Stored items »
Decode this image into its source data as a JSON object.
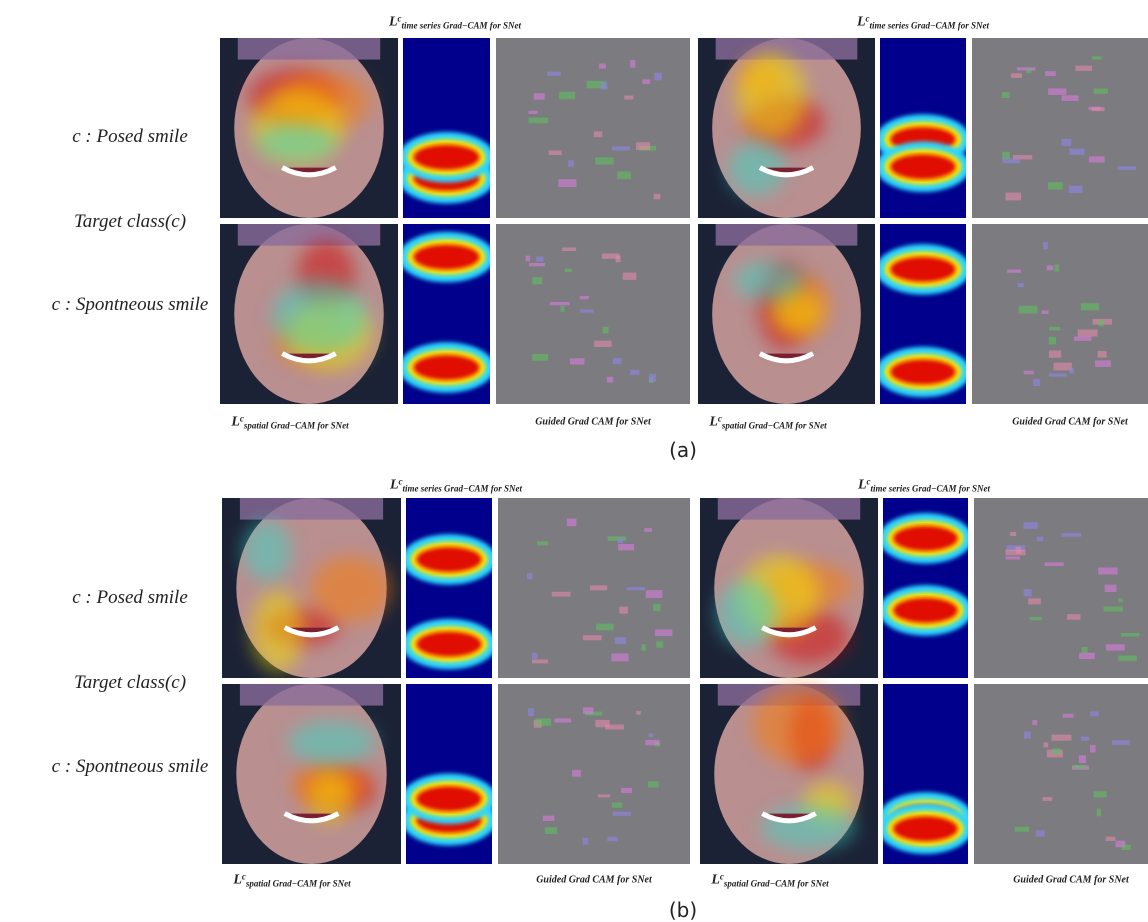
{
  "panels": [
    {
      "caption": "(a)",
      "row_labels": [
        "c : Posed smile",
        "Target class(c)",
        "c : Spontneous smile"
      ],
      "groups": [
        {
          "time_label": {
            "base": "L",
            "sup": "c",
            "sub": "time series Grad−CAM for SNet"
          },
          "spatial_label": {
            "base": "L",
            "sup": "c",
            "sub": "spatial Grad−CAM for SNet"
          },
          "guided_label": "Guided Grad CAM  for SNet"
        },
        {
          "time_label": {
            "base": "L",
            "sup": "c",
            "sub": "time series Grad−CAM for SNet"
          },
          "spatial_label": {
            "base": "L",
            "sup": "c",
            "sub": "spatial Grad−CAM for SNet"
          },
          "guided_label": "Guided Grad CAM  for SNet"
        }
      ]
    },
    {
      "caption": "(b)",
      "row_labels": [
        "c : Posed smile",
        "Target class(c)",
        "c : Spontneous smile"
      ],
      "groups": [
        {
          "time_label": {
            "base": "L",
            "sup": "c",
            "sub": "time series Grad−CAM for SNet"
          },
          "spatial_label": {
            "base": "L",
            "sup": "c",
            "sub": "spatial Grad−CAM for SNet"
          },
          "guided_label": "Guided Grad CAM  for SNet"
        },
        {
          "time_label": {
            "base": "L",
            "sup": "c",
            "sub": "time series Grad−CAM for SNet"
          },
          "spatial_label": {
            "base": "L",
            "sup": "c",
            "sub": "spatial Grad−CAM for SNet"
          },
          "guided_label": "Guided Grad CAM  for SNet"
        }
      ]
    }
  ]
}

EXERCISE DETAILS »
Take the listing above and restate it word for word, without its pictures.

EXERCISE RESPONSE »
Decode this image into its source data as a JSON object.
{
  "panels": [
    {
      "caption": "(a)",
      "row_labels": [
        "c : Posed smile",
        "Target class(c)",
        "c : Spontneous smile"
      ],
      "groups": [
        {
          "time_label": {
            "base": "L",
            "sup": "c",
            "sub": "time series Grad−CAM for SNet"
          },
          "spatial_label": {
            "base": "L",
            "sup": "c",
            "sub": "spatial Grad−CAM for SNet"
          },
          "guided_label": "Guided Grad CAM  for SNet"
        },
        {
          "time_label": {
            "base": "L",
            "sup": "c",
            "sub": "time series Grad−CAM for SNet"
          },
          "spatial_label": {
            "base": "L",
            "sup": "c",
            "sub": "spatial Grad−CAM for SNet"
          },
          "guided_label": "Guided Grad CAM  for SNet"
        }
      ]
    },
    {
      "caption": "(b)",
      "row_labels": [
        "c : Posed smile",
        "Target class(c)",
        "c : Spontneous smile"
      ],
      "groups": [
        {
          "time_label": {
            "base": "L",
            "sup": "c",
            "sub": "time series Grad−CAM for SNet"
          },
          "spatial_label": {
            "base": "L",
            "sup": "c",
            "sub": "spatial Grad−CAM for SNet"
          },
          "guided_label": "Guided Grad CAM  for SNet"
        },
        {
          "time_label": {
            "base": "L",
            "sup": "c",
            "sub": "time series Grad−CAM for SNet"
          },
          "spatial_label": {
            "base": "L",
            "sup": "c",
            "sub": "spatial Grad−CAM for SNet"
          },
          "guided_label": "Guided Grad CAM  for SNet"
        }
      ]
    }
  ]
}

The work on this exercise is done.